▸ TO BE DONE
Reproduce every entry below precisely. Pictures are excluded from the copy.

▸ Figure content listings
....
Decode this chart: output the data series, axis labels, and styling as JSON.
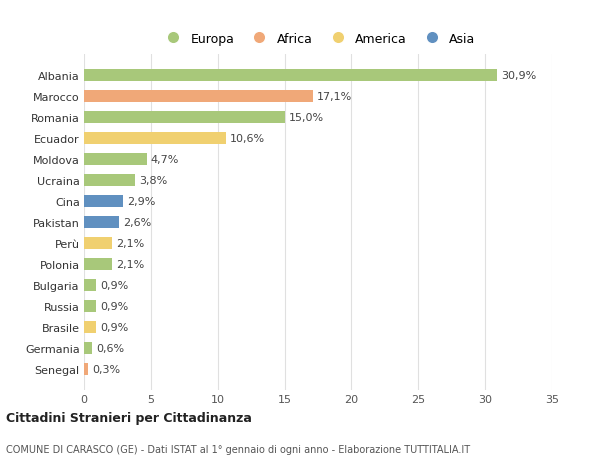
{
  "countries": [
    "Albania",
    "Marocco",
    "Romania",
    "Ecuador",
    "Moldova",
    "Ucraina",
    "Cina",
    "Pakistan",
    "Perù",
    "Polonia",
    "Bulgaria",
    "Russia",
    "Brasile",
    "Germania",
    "Senegal"
  ],
  "values": [
    30.9,
    17.1,
    15.0,
    10.6,
    4.7,
    3.8,
    2.9,
    2.6,
    2.1,
    2.1,
    0.9,
    0.9,
    0.9,
    0.6,
    0.3
  ],
  "labels": [
    "30,9%",
    "17,1%",
    "15,0%",
    "10,6%",
    "4,7%",
    "3,8%",
    "2,9%",
    "2,6%",
    "2,1%",
    "2,1%",
    "0,9%",
    "0,9%",
    "0,9%",
    "0,6%",
    "0,3%"
  ],
  "colors": [
    "#a8c87a",
    "#f0a878",
    "#a8c87a",
    "#f0d070",
    "#a8c87a",
    "#a8c87a",
    "#6090c0",
    "#6090c0",
    "#f0d070",
    "#a8c87a",
    "#a8c87a",
    "#a8c87a",
    "#f0d070",
    "#a8c87a",
    "#f0a878"
  ],
  "legend_labels": [
    "Europa",
    "Africa",
    "America",
    "Asia"
  ],
  "legend_colors": [
    "#a8c87a",
    "#f0a878",
    "#f0d070",
    "#6090c0"
  ],
  "title": "Cittadini Stranieri per Cittadinanza",
  "subtitle": "COMUNE DI CARASCO (GE) - Dati ISTAT al 1° gennaio di ogni anno - Elaborazione TUTTITALIA.IT",
  "xlim": [
    0,
    35
  ],
  "xticks": [
    0,
    5,
    10,
    15,
    20,
    25,
    30,
    35
  ],
  "bg_color": "#ffffff",
  "grid_color": "#e0e0e0",
  "label_fontsize": 8,
  "bar_label_fontsize": 8,
  "bar_height": 0.55
}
....
▸ THE RESULT
Decode this chart: output the data series, axis labels, and styling as JSON.
{
  "countries": [
    "Albania",
    "Marocco",
    "Romania",
    "Ecuador",
    "Moldova",
    "Ucraina",
    "Cina",
    "Pakistan",
    "Perù",
    "Polonia",
    "Bulgaria",
    "Russia",
    "Brasile",
    "Germania",
    "Senegal"
  ],
  "values": [
    30.9,
    17.1,
    15.0,
    10.6,
    4.7,
    3.8,
    2.9,
    2.6,
    2.1,
    2.1,
    0.9,
    0.9,
    0.9,
    0.6,
    0.3
  ],
  "labels": [
    "30,9%",
    "17,1%",
    "15,0%",
    "10,6%",
    "4,7%",
    "3,8%",
    "2,9%",
    "2,6%",
    "2,1%",
    "2,1%",
    "0,9%",
    "0,9%",
    "0,9%",
    "0,6%",
    "0,3%"
  ],
  "colors": [
    "#a8c87a",
    "#f0a878",
    "#a8c87a",
    "#f0d070",
    "#a8c87a",
    "#a8c87a",
    "#6090c0",
    "#6090c0",
    "#f0d070",
    "#a8c87a",
    "#a8c87a",
    "#a8c87a",
    "#f0d070",
    "#a8c87a",
    "#f0a878"
  ],
  "legend_labels": [
    "Europa",
    "Africa",
    "America",
    "Asia"
  ],
  "legend_colors": [
    "#a8c87a",
    "#f0a878",
    "#f0d070",
    "#6090c0"
  ],
  "title": "Cittadini Stranieri per Cittadinanza",
  "subtitle": "COMUNE DI CARASCO (GE) - Dati ISTAT al 1° gennaio di ogni anno - Elaborazione TUTTITALIA.IT",
  "xlim": [
    0,
    35
  ],
  "xticks": [
    0,
    5,
    10,
    15,
    20,
    25,
    30,
    35
  ],
  "bg_color": "#ffffff",
  "grid_color": "#e0e0e0",
  "label_fontsize": 8,
  "bar_label_fontsize": 8,
  "bar_height": 0.55
}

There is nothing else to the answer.